_What you need to do_. Would you transcribe the records word for word, please?

═══ Record extracts

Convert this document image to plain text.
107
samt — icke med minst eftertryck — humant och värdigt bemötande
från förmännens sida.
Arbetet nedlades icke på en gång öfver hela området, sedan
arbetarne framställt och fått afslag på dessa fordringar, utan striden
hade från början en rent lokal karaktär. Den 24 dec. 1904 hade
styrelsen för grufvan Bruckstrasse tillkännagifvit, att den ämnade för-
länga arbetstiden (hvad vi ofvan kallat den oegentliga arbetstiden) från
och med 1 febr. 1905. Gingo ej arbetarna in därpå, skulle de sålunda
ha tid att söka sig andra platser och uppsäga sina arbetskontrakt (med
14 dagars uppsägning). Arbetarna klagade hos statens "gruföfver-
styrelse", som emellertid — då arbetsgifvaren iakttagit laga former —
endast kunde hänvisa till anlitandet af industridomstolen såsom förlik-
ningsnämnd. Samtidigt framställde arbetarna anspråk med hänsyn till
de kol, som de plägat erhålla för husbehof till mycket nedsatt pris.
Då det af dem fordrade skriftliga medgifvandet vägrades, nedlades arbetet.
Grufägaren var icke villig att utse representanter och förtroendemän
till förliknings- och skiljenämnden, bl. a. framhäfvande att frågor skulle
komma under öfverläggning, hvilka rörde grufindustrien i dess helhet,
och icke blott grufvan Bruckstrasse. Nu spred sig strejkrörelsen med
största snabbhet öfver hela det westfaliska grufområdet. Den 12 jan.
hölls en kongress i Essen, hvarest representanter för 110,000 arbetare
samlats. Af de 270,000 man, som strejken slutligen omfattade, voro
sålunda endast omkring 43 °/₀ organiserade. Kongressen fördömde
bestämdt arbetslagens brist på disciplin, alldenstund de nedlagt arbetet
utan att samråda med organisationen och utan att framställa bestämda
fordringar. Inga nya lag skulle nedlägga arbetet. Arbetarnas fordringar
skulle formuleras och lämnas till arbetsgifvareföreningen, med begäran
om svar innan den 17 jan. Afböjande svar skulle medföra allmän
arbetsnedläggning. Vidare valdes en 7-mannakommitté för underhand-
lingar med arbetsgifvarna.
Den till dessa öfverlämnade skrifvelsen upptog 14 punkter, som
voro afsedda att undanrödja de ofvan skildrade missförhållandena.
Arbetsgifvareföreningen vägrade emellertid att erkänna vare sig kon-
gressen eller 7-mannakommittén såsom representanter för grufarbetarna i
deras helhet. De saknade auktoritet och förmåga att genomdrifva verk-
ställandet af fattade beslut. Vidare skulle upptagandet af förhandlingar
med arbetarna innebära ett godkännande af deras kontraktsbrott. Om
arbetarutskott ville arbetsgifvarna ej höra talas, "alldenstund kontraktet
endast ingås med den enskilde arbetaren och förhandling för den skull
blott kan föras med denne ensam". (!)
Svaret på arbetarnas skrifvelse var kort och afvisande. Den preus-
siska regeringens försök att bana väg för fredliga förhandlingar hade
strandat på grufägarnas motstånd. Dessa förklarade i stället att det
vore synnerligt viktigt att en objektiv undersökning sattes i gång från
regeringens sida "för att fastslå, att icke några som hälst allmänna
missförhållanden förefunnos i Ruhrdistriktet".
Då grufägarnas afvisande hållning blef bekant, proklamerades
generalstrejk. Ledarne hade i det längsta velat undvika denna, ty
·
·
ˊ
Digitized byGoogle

══════

_Solved exercise_.
Convert this document image to plain text.
107
samt — icke med minst eftertryck — humant och värdigt bemötande
från förmännens sida.
Arbetet nedlades icke på en gång öfver hela området, sedan
arbetarne framställt och fått afslag på dessa fordringar, utan striden
hade från början en rent lokal karaktär. Den 24 dec. 1904 hade
styrelsen för grufvan Bruckstrasse tillkännagifvit, att den ämnade för-
länga arbetstiden (hvad vi ofvan kallat den oegentliga arbetstiden) från
och med 1 febr. 1905. Gingo ej arbetarna in därpå, skulle de sålunda
ha tid att söka sig andra platser och uppsäga sina arbetskontrakt (med
14 dagars uppsägning). Arbetarna klagade hos statens "gruföfver-
styrelse", som emellertid — då arbetsgifvaren iakttagit laga former —
endast kunde hänvisa till anlitandet af industridomstolen såsom förlik-
ningsnämnd. Samtidigt framställde arbetarna anspråk med hänsyn till
de kol, som de plägat erhålla för husbehof till mycket nedsatt pris.
Då det af dem fordrade skriftliga medgifvandet vägrades, nedlades arbetet.
Grufägaren var icke villig att utse representanter och förtroendemän
till förliknings- och skiljenämnden, bl. a. framhäfvande att frågor skulle
komma under öfverläggning, hvilka rörde grufindustrien i dess helhet,
och icke blott grufvan Bruckstrasse. Nu spred sig strejkrörelsen med
största snabbhet öfver hela det westfaliska grufområdet. Den 12 jan.
hölls en kongress i Essen, hvarest representanter för 110,000 arbetare
samlats. Af de 270,000 man, som strejken slutligen omfattade, voro
sålunda endast omkring 43 °/₀ organiserade. Kongressen fördömde
bestämdt arbetslagens brist på disciplin, alldenstund de nedlagt arbetet
utan att samråda med organisationen och utan att framställa bestämda
fordringar. Inga nya lag skulle nedlägga arbetet. Arbetarnas fordringar
skulle formuleras och lämnas till arbetsgifvareföreningen, med begäran
om svar innan den 17 jan. Afböjande svar skulle medföra allmän
arbetsnedläggning. Vidare valdes en 7-mannakommitté för underhand-
lingar med arbetsgifvarna.
Den till dessa öfverlämnade skrifvelsen upptog 14 punkter, som
voro afsedda att undanrödja de ofvan skildrade missförhållandena.
Arbetsgifvareföreningen vägrade emellertid att erkänna vare sig kon-
gressen eller 7-mannakommittén såsom representanter för grufarbetarna i
deras helhet. De saknade auktoritet och förmåga att genomdrifva verk-
ställandet af fattade beslut. Vidare skulle upptagandet af förhandlingar
med arbetarna innebära ett godkännande af deras kontraktsbrott. Om
arbetarutskott ville arbetsgifvarna ej höra talas, "alldenstund kontraktet
endast ingås med den enskilde arbetaren och förhandling för den skull
blott kan föras med denne ensam". (!)
Svaret på arbetarnas skrifvelse var kort och afvisande. Den preus-
siska regeringens försök att bana väg för fredliga förhandlingar hade
strandat på grufägarnas motstånd. Dessa förklarade i stället att det
vore synnerligt viktigt att en objektiv undersökning sattes i gång från
regeringens sida "för att fastslå, att icke några som hälst allmänna
missförhållanden förefunnos i Ruhrdistriktet".
Då grufägarnas afvisande hållning blef bekant, proklamerades
generalstrejk. Ledarne hade i det längsta velat undvika denna, ty
·
·
ˊ
Digitized byGoogle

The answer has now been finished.